--- start SUPPLIED INFORMATION ---

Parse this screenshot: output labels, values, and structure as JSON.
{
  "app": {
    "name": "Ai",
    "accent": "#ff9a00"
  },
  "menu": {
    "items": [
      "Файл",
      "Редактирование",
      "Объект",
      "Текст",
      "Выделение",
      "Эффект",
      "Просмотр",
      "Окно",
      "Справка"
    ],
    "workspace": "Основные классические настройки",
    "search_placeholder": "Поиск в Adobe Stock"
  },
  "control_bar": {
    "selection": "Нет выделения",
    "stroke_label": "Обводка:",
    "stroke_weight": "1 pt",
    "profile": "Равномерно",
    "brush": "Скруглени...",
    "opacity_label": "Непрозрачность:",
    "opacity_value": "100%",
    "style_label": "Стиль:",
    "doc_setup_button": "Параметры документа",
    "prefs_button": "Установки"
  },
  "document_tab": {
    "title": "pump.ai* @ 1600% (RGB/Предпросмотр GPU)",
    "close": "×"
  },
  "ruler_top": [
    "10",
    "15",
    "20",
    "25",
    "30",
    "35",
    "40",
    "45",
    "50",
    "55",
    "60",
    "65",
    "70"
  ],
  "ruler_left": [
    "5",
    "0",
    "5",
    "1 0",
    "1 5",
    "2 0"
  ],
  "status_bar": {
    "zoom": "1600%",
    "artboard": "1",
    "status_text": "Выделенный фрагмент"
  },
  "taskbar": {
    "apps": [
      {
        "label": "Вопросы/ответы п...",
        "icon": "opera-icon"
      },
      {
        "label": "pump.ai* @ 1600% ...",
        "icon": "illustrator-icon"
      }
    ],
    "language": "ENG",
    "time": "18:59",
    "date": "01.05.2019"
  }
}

--- end SUPPLIED INFORMATION ---

INSTRUCTION: From the records above, extract each line exactly as shown.

OUTPUT BELOW:
Parse this screenshot: output labels, values, and structure as JSON.
{
  "app": {
    "name": "Ai",
    "accent": "#ff9a00"
  },
  "menu": {
    "items": [
      "Файл",
      "Редактирование",
      "Объект",
      "Текст",
      "Выделение",
      "Эффект",
      "Просмотр",
      "Окно",
      "Справка"
    ],
    "workspace": "Основные классические настройки",
    "search_placeholder": "Поиск в Adobe Stock"
  },
  "control_bar": {
    "selection": "Нет выделения",
    "stroke_label": "Обводка:",
    "stroke_weight": "1 pt",
    "profile": "Равномерно",
    "brush": "Скруглени...",
    "opacity_label": "Непрозрачность:",
    "opacity_value": "100%",
    "style_label": "Стиль:",
    "doc_setup_button": "Параметры документа",
    "prefs_button": "Установки"
  },
  "document_tab": {
    "title": "pump.ai* @ 1600% (RGB/Предпросмотр GPU)",
    "close": "×"
  },
  "ruler_top": [
    "10",
    "15",
    "20",
    "25",
    "30",
    "35",
    "40",
    "45",
    "50",
    "55",
    "60",
    "65",
    "70"
  ],
  "ruler_left": [
    "5",
    "0",
    "5",
    "1 0",
    "1 5",
    "2 0"
  ],
  "status_bar": {
    "zoom": "1600%",
    "artboard": "1",
    "status_text": "Выделенный фрагмент"
  },
  "taskbar": {
    "apps": [
      {
        "label": "Вопросы/ответы п...",
        "icon": "opera-icon"
      },
      {
        "label": "pump.ai* @ 1600% ...",
        "icon": "illustrator-icon"
      }
    ],
    "language": "ENG",
    "time": "18:59",
    "date": "01.05.2019"
  }
}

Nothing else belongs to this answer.